● GOAL
Type out the records that follow, exactly as given.

● EXCERPTED DATA
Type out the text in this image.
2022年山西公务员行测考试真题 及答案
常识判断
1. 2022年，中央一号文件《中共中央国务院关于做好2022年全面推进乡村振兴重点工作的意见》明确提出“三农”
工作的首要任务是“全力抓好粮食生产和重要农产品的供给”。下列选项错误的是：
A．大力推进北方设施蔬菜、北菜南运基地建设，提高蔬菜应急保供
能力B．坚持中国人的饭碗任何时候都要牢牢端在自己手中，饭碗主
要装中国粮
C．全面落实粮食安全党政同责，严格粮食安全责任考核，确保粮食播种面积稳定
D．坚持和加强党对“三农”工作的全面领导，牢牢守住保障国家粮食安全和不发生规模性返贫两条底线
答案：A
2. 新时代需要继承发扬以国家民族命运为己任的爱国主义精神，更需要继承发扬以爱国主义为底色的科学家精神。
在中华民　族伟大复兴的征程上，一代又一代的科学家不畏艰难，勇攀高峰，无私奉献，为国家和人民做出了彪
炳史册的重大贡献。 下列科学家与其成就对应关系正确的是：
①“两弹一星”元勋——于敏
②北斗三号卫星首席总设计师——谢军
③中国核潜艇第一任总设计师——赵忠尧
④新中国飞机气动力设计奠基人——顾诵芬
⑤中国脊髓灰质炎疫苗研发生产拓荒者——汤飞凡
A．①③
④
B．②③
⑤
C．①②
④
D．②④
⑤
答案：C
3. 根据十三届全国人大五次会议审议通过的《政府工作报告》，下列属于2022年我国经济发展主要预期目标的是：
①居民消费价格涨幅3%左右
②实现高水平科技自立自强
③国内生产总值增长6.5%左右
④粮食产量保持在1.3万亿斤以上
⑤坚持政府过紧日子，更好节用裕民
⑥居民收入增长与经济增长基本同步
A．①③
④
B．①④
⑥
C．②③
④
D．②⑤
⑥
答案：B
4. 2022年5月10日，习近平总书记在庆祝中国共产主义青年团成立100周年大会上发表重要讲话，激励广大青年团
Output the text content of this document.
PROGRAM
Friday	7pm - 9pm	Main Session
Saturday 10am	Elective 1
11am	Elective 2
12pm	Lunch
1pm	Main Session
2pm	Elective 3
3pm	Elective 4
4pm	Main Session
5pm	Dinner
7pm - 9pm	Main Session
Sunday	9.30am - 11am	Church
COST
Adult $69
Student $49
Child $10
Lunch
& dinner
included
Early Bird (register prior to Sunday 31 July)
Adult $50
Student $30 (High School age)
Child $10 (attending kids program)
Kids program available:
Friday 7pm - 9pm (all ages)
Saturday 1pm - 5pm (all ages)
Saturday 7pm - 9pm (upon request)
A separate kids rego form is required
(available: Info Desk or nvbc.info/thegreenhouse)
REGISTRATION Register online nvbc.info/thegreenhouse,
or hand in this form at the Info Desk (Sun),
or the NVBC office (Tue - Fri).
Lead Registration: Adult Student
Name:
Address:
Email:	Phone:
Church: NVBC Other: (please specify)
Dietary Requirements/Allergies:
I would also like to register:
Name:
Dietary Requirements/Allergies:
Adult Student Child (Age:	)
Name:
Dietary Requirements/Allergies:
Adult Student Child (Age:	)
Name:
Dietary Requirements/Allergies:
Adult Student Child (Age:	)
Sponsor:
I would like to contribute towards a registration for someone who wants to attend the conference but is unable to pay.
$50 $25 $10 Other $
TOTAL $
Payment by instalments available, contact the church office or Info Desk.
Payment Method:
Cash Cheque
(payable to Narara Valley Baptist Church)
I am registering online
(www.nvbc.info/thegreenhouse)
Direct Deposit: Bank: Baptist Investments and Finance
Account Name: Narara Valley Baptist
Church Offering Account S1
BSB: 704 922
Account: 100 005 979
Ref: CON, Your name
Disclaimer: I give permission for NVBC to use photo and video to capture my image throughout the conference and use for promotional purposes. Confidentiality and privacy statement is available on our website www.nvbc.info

● RESULT
Type out the text in this image.
2022年山西公务员行测考试真题 及答案
常识判断
1. 2022年，中央一号文件《中共中央国务院关于做好2022年全面推进乡村振兴重点工作的意见》明确提出“三农”
工作的首要任务是“全力抓好粮食生产和重要农产品的供给”。下列选项错误的是：
A．大力推进北方设施蔬菜、北菜南运基地建设，提高蔬菜应急保供
能力B．坚持中国人的饭碗任何时候都要牢牢端在自己手中，饭碗主
要装中国粮
C．全面落实粮食安全党政同责，严格粮食安全责任考核，确保粮食播种面积稳定
D．坚持和加强党对“三农”工作的全面领导，牢牢守住保障国家粮食安全和不发生规模性返贫两条底线
答案：A
2. 新时代需要继承发扬以国家民族命运为己任的爱国主义精神，更需要继承发扬以爱国主义为底色的科学家精神。
在中华民　族伟大复兴的征程上，一代又一代的科学家不畏艰难，勇攀高峰，无私奉献，为国家和人民做出了彪
炳史册的重大贡献。 下列科学家与其成就对应关系正确的是：
①“两弹一星”元勋——于敏
②北斗三号卫星首席总设计师——谢军
③中国核潜艇第一任总设计师——赵忠尧
④新中国飞机气动力设计奠基人——顾诵芬
⑤中国脊髓灰质炎疫苗研发生产拓荒者——汤飞凡
A．①③
④
B．②③
⑤
C．①②
④
D．②④
⑤
答案：C
3. 根据十三届全国人大五次会议审议通过的《政府工作报告》，下列属于2022年我国经济发展主要预期目标的是：
①居民消费价格涨幅3%左右
②实现高水平科技自立自强
③国内生产总值增长6.5%左右
④粮食产量保持在1.3万亿斤以上
⑤坚持政府过紧日子，更好节用裕民
⑥居民收入增长与经济增长基本同步
A．①③
④
B．①④
⑥
C．②③
④
D．②⑤
⑥
答案：B
4. 2022年5月10日，习近平总书记在庆祝中国共产主义青年团成立100周年大会上发表重要讲话，激励广大青年团
Output the text content of this document.
PROGRAM
Friday	7pm - 9pm	Main Session
Saturday 10am	Elective 1
11am	Elective 2
12pm	Lunch
1pm	Main Session
2pm	Elective 3
3pm	Elective 4
4pm	Main Session
5pm	Dinner
7pm - 9pm	Main Session
Sunday	9.30am - 11am	Church
COST
Adult $69
Student $49
Child $10
Lunch
& dinner
included
Early Bird (register prior to Sunday 31 July)
Adult $50
Student $30 (High School age)
Child $10 (attending kids program)
Kids program available:
Friday 7pm - 9pm (all ages)
Saturday 1pm - 5pm (all ages)
Saturday 7pm - 9pm (upon request)
A separate kids rego form is required
(available: Info Desk or nvbc.info/thegreenhouse)
REGISTRATION Register online nvbc.info/thegreenhouse,
or hand in this form at the Info Desk (Sun),
or the NVBC office (Tue - Fri).
Lead Registration: Adult Student
Name:
Address:
Email:	Phone:
Church: NVBC Other: (please specify)
Dietary Requirements/Allergies:
I would also like to register:
Name:
Dietary Requirements/Allergies:
Adult Student Child (Age:	)
Name:
Dietary Requirements/Allergies:
Adult Student Child (Age:	)
Name:
Dietary Requirements/Allergies:
Adult Student Child (Age:	)
Sponsor:
I would like to contribute towards a registration for someone who wants to attend the conference but is unable to pay.
$50 $25 $10 Other $
TOTAL $
Payment by instalments available, contact the church office or Info Desk.
Payment Method:
Cash Cheque
(payable to Narara Valley Baptist Church)
I am registering online
(www.nvbc.info/thegreenhouse)
Direct Deposit: Bank: Baptist Investments and Finance
Account Name: Narara Valley Baptist
Church Offering Account S1
BSB: 704 922
Account: 100 005 979
Ref: CON, Your name
Disclaimer: I give permission for NVBC to use photo and video to capture my image throughout the conference and use for promotional purposes. Confidentiality and privacy statement is available on our website www.nvbc.info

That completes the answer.